# [WORK REQUIRED]
State the number of lines in the material below that have "xlabel" in them, without any other text.

# [DATA EXCERPTS]
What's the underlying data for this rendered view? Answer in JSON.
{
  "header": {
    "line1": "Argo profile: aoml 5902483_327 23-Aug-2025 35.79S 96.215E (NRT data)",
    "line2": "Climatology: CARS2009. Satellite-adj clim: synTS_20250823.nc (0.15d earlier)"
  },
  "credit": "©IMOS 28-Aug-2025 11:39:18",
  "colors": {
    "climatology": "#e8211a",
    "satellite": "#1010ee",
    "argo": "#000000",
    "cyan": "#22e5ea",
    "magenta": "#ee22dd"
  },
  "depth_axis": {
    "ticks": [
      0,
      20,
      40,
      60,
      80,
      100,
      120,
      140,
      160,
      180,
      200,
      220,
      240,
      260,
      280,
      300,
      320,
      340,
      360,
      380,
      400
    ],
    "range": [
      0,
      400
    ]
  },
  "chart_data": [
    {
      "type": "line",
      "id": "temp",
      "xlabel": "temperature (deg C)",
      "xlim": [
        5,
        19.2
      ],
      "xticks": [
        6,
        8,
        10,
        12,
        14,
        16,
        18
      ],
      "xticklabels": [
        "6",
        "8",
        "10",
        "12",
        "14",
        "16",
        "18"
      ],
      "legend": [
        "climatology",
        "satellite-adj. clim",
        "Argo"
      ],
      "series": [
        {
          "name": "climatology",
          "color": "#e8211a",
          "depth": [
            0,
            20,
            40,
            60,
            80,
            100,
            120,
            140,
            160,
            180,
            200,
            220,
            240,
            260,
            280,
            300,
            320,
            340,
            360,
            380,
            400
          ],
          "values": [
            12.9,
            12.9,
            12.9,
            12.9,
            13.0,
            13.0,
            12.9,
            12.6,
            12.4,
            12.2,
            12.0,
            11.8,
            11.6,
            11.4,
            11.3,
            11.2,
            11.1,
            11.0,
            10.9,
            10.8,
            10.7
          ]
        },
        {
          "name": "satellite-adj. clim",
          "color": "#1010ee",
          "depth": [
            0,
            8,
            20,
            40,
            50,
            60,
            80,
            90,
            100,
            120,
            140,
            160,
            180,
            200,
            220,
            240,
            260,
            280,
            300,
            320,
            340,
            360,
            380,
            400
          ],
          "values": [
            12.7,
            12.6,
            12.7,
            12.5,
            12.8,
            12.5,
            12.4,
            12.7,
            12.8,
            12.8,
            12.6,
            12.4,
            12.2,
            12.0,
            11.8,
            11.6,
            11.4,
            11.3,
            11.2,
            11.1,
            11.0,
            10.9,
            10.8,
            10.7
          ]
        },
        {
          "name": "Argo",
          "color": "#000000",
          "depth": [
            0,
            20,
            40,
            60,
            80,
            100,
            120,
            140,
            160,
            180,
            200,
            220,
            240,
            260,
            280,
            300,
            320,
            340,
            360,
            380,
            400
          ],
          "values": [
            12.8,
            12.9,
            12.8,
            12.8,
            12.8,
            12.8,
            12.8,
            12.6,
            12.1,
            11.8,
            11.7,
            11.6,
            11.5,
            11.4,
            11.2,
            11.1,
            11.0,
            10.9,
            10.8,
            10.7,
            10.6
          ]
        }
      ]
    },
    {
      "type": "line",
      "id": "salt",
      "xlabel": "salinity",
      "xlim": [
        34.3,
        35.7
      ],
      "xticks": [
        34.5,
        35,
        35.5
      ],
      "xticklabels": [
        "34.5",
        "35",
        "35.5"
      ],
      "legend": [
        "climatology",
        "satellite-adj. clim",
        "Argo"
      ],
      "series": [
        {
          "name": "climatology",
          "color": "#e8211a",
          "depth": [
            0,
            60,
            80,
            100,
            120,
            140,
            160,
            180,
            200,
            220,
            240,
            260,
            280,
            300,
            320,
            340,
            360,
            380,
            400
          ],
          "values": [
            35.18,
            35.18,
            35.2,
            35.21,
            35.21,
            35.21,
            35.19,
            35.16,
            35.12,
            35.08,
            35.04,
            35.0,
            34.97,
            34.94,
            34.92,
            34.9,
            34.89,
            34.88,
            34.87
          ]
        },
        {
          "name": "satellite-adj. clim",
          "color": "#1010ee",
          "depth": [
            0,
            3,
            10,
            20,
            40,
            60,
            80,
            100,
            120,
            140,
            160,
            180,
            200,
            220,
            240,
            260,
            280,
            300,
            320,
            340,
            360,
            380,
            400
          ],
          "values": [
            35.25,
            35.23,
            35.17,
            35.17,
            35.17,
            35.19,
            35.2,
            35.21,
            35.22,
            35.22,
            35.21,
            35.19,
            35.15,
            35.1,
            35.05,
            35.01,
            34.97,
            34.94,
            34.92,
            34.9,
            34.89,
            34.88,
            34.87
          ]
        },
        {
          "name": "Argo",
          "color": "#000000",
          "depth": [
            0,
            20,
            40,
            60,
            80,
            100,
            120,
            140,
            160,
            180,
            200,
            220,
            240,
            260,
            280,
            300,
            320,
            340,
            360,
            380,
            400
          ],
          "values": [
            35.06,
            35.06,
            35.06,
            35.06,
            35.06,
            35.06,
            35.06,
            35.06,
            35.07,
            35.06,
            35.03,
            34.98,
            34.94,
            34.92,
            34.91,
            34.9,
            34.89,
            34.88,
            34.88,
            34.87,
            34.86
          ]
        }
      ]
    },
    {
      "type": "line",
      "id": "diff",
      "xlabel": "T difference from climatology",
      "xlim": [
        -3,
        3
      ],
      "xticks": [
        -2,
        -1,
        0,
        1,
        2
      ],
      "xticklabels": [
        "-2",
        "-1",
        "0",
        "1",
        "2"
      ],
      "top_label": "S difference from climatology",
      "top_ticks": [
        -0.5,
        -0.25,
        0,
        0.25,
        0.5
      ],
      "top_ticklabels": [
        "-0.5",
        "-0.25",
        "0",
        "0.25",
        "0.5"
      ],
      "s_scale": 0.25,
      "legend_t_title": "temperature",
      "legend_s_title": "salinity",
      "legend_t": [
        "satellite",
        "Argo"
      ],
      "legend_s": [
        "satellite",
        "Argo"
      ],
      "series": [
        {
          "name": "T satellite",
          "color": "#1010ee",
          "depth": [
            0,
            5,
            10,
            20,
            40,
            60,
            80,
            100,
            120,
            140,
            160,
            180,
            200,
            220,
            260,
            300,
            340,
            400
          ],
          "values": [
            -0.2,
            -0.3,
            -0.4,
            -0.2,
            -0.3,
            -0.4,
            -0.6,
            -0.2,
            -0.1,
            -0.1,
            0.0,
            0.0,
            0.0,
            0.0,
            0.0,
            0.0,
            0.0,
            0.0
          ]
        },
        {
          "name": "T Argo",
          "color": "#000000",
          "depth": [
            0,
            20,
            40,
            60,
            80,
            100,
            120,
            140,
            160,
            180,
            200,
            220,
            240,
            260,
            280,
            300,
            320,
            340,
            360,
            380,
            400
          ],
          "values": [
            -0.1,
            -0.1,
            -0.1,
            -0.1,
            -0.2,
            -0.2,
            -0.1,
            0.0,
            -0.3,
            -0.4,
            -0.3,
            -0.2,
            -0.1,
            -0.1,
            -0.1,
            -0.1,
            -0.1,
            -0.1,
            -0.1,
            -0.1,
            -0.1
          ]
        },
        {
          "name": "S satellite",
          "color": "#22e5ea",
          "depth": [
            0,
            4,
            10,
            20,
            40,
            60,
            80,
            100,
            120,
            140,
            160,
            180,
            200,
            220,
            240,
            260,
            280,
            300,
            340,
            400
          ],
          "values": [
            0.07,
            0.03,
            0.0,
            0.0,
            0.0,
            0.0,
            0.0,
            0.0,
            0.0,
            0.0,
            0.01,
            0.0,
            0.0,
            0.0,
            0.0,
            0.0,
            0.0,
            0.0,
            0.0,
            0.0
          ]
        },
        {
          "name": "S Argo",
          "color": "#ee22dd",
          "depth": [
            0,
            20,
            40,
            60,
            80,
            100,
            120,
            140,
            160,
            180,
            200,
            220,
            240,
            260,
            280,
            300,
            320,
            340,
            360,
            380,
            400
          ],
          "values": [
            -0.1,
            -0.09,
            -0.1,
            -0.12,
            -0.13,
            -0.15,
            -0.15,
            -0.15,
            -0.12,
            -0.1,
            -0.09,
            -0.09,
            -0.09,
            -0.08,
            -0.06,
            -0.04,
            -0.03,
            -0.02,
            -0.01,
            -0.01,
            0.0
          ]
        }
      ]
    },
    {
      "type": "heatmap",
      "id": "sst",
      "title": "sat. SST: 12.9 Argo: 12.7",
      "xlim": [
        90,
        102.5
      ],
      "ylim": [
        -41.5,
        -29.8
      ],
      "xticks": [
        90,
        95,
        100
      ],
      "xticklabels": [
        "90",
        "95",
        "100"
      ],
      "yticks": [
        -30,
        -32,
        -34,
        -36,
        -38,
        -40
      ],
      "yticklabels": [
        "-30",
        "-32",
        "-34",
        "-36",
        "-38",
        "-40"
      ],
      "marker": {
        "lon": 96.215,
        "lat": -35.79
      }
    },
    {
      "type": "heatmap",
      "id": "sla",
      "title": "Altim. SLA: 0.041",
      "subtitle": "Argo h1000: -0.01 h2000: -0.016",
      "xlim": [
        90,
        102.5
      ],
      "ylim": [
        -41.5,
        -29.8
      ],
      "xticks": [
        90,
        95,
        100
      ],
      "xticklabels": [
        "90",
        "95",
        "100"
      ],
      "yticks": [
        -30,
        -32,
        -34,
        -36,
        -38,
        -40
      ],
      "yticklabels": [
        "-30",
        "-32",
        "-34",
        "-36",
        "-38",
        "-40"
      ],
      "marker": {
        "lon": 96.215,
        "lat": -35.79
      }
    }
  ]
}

# [EXERCISE RESULT]
3